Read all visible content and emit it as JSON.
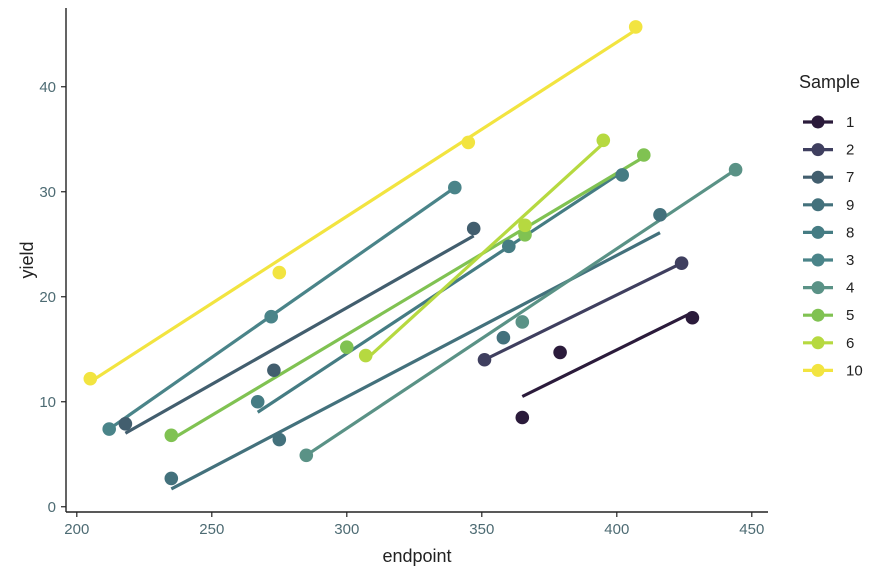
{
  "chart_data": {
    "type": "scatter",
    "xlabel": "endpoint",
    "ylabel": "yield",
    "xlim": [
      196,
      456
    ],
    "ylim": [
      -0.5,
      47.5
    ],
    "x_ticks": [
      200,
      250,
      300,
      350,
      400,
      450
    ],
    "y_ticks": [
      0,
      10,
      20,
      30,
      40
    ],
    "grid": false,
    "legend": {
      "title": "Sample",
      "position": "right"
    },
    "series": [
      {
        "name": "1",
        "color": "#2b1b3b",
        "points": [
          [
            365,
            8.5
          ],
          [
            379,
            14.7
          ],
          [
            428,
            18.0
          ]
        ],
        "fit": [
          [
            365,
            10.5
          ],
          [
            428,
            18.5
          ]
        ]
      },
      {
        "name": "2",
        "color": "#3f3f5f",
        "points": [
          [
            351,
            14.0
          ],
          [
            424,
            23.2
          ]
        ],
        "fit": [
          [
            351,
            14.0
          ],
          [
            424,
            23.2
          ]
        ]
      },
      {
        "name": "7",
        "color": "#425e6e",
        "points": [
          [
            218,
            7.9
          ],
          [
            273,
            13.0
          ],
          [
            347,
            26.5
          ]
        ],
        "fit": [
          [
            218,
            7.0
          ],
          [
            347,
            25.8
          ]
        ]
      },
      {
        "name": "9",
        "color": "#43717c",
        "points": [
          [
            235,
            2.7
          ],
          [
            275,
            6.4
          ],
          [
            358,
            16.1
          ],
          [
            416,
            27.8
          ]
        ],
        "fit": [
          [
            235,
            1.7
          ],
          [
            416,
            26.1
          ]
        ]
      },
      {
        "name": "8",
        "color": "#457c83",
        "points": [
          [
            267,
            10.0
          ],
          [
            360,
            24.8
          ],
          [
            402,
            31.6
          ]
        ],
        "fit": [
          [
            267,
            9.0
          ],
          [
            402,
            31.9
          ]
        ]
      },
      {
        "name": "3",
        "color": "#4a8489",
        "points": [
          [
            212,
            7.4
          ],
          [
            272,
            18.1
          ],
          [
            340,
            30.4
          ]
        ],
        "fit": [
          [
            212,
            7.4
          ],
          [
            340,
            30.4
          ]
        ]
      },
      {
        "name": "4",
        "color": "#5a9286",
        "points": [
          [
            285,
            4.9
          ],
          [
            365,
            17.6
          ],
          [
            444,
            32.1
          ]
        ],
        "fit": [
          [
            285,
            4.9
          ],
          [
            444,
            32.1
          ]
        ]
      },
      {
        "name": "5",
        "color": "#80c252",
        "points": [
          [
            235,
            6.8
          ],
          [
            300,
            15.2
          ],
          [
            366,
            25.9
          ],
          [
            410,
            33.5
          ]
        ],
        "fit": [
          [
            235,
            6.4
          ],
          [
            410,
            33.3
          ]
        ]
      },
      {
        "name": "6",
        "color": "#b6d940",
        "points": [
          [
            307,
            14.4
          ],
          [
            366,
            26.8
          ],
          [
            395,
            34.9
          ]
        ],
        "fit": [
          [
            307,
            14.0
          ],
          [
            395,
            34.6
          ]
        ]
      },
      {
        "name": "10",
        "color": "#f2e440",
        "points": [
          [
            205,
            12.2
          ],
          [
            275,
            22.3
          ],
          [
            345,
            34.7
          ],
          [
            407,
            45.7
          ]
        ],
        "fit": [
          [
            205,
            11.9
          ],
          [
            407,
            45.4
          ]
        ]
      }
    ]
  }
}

* * * *

### YOUR INSTRUCTIONS
Reproduce the entries above word for word. Pictures stay out.

### FINAL RESULT
Read all visible content and emit it as JSON.
{
  "chart_data": {
    "type": "scatter",
    "xlabel": "endpoint",
    "ylabel": "yield",
    "xlim": [
      196,
      456
    ],
    "ylim": [
      -0.5,
      47.5
    ],
    "x_ticks": [
      200,
      250,
      300,
      350,
      400,
      450
    ],
    "y_ticks": [
      0,
      10,
      20,
      30,
      40
    ],
    "grid": false,
    "legend": {
      "title": "Sample",
      "position": "right"
    },
    "series": [
      {
        "name": "1",
        "color": "#2b1b3b",
        "points": [
          [
            365,
            8.5
          ],
          [
            379,
            14.7
          ],
          [
            428,
            18.0
          ]
        ],
        "fit": [
          [
            365,
            10.5
          ],
          [
            428,
            18.5
          ]
        ]
      },
      {
        "name": "2",
        "color": "#3f3f5f",
        "points": [
          [
            351,
            14.0
          ],
          [
            424,
            23.2
          ]
        ],
        "fit": [
          [
            351,
            14.0
          ],
          [
            424,
            23.2
          ]
        ]
      },
      {
        "name": "7",
        "color": "#425e6e",
        "points": [
          [
            218,
            7.9
          ],
          [
            273,
            13.0
          ],
          [
            347,
            26.5
          ]
        ],
        "fit": [
          [
            218,
            7.0
          ],
          [
            347,
            25.8
          ]
        ]
      },
      {
        "name": "9",
        "color": "#43717c",
        "points": [
          [
            235,
            2.7
          ],
          [
            275,
            6.4
          ],
          [
            358,
            16.1
          ],
          [
            416,
            27.8
          ]
        ],
        "fit": [
          [
            235,
            1.7
          ],
          [
            416,
            26.1
          ]
        ]
      },
      {
        "name": "8",
        "color": "#457c83",
        "points": [
          [
            267,
            10.0
          ],
          [
            360,
            24.8
          ],
          [
            402,
            31.6
          ]
        ],
        "fit": [
          [
            267,
            9.0
          ],
          [
            402,
            31.9
          ]
        ]
      },
      {
        "name": "3",
        "color": "#4a8489",
        "points": [
          [
            212,
            7.4
          ],
          [
            272,
            18.1
          ],
          [
            340,
            30.4
          ]
        ],
        "fit": [
          [
            212,
            7.4
          ],
          [
            340,
            30.4
          ]
        ]
      },
      {
        "name": "4",
        "color": "#5a9286",
        "points": [
          [
            285,
            4.9
          ],
          [
            365,
            17.6
          ],
          [
            444,
            32.1
          ]
        ],
        "fit": [
          [
            285,
            4.9
          ],
          [
            444,
            32.1
          ]
        ]
      },
      {
        "name": "5",
        "color": "#80c252",
        "points": [
          [
            235,
            6.8
          ],
          [
            300,
            15.2
          ],
          [
            366,
            25.9
          ],
          [
            410,
            33.5
          ]
        ],
        "fit": [
          [
            235,
            6.4
          ],
          [
            410,
            33.3
          ]
        ]
      },
      {
        "name": "6",
        "color": "#b6d940",
        "points": [
          [
            307,
            14.4
          ],
          [
            366,
            26.8
          ],
          [
            395,
            34.9
          ]
        ],
        "fit": [
          [
            307,
            14.0
          ],
          [
            395,
            34.6
          ]
        ]
      },
      {
        "name": "10",
        "color": "#f2e440",
        "points": [
          [
            205,
            12.2
          ],
          [
            275,
            22.3
          ],
          [
            345,
            34.7
          ],
          [
            407,
            45.7
          ]
        ],
        "fit": [
          [
            205,
            11.9
          ],
          [
            407,
            45.4
          ]
        ]
      }
    ]
  }
}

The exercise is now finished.